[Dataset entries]
::::::

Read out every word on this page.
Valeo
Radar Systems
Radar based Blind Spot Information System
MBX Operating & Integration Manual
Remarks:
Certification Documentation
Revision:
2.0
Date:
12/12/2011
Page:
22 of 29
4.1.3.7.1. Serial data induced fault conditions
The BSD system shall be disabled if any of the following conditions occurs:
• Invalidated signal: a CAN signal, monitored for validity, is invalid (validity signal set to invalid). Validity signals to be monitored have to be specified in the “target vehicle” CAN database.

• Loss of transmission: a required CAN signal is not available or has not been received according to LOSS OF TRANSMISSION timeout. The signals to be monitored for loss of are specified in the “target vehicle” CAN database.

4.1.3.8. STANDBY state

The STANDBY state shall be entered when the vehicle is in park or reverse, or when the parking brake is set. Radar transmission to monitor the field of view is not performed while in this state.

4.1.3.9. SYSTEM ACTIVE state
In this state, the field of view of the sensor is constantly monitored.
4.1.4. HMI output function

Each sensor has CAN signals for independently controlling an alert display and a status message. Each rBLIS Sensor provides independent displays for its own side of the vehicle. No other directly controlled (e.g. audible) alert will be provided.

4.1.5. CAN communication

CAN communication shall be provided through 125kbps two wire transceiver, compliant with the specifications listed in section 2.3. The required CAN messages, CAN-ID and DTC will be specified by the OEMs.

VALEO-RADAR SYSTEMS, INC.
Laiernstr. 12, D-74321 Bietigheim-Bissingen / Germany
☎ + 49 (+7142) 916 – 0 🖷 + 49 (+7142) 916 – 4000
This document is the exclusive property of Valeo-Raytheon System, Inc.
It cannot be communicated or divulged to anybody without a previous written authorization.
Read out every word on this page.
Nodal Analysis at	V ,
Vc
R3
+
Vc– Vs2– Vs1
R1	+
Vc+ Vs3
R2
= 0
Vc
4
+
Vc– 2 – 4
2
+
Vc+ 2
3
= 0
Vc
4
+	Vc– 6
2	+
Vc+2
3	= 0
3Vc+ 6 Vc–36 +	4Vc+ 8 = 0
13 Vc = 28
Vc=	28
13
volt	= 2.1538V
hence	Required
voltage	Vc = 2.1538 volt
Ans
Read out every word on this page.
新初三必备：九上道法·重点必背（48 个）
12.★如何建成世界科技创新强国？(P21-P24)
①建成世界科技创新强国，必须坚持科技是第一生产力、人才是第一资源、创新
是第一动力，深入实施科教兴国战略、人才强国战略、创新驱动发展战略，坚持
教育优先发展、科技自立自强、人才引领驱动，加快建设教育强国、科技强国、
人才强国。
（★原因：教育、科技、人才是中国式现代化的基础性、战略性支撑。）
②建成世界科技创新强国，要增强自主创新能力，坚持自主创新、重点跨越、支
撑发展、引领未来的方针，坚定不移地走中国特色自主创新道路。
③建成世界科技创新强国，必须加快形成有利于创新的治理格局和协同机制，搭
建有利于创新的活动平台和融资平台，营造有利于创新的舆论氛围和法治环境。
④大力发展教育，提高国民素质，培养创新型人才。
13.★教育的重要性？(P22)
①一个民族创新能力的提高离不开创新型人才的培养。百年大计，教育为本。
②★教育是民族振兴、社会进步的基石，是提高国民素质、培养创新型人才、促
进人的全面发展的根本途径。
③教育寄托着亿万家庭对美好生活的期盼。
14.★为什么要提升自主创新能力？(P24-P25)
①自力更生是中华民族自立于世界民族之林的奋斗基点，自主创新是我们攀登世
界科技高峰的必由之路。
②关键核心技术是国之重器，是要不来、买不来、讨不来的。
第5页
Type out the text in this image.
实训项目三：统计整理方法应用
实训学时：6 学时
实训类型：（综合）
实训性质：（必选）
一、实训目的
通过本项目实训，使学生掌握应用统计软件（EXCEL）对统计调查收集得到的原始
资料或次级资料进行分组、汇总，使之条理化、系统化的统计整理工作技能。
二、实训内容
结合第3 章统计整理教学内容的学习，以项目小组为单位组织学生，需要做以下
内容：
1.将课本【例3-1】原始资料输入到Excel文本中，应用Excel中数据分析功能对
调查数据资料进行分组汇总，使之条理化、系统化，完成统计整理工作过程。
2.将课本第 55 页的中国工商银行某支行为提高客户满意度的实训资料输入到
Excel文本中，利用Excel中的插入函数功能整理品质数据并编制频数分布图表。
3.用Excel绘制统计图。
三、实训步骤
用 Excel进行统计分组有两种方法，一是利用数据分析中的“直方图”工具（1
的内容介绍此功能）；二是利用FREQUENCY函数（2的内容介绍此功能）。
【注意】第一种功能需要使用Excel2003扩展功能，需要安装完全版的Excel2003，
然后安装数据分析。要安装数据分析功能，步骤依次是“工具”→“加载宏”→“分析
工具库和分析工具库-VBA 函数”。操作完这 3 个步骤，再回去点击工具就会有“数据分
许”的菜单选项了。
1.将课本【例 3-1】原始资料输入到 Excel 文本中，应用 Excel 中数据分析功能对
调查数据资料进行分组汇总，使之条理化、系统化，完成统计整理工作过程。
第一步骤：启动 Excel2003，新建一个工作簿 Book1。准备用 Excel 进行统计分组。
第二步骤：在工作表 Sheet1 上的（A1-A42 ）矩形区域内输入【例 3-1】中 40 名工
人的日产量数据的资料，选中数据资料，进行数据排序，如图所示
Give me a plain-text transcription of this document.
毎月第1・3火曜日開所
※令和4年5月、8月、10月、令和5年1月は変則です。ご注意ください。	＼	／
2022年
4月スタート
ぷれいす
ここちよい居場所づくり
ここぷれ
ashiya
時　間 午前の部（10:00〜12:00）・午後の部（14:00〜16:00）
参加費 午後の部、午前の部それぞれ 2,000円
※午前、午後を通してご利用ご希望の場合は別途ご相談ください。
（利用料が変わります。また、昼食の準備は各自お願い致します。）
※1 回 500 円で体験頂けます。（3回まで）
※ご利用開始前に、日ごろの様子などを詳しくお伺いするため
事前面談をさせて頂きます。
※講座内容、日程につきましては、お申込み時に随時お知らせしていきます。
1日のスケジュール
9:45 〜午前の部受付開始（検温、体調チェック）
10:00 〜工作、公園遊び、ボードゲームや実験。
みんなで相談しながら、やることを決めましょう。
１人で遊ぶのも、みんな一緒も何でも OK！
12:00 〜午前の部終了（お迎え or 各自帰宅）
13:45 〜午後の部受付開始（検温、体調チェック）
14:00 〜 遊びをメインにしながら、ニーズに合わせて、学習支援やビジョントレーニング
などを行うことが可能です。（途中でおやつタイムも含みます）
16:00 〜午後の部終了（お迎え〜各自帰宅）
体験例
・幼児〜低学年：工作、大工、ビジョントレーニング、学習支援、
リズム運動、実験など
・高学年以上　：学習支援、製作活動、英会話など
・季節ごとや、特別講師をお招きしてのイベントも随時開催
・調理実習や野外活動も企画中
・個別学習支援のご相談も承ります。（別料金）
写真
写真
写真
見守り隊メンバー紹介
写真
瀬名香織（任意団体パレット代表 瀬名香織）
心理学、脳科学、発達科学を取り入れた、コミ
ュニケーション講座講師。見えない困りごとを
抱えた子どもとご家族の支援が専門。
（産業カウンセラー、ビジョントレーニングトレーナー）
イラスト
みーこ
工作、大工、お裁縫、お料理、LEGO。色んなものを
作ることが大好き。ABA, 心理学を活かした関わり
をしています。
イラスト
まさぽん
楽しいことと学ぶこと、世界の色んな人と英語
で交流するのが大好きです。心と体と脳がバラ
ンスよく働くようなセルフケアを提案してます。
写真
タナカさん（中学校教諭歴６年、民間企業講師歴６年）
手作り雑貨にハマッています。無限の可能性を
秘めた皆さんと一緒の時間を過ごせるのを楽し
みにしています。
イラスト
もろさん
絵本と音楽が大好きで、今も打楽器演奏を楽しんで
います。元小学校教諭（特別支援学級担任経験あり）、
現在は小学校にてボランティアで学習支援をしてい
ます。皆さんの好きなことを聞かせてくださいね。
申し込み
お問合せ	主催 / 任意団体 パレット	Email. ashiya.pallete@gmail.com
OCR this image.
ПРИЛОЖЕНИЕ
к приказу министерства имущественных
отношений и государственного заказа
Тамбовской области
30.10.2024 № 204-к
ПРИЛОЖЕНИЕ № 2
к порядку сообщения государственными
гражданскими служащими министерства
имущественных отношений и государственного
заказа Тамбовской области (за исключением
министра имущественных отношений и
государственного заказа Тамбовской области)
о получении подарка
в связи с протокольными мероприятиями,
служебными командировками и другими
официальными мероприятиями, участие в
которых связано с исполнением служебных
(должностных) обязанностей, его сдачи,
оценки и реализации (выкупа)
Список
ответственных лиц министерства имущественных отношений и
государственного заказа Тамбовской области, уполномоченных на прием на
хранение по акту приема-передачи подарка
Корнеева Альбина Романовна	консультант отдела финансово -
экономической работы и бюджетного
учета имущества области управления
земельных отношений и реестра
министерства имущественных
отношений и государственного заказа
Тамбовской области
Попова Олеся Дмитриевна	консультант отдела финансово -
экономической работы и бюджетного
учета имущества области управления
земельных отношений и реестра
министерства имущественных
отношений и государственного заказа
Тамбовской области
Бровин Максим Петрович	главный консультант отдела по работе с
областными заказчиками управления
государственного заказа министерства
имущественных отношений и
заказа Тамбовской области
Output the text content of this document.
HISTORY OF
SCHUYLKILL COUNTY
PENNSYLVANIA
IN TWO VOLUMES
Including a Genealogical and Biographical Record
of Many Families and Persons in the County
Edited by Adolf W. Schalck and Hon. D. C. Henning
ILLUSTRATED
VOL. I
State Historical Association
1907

::::::

Search the listing above for the string "государственного". Copy every line that contains it.

Answer to this exercise:
отношений и государственного заказа
имущественных отношений и государственного
государственного заказа Тамбовской области)
государственного заказа Тамбовской области, уполномоченных на прием на
отношений и государственного заказа
отношений и государственного заказа
государственного заказа министерства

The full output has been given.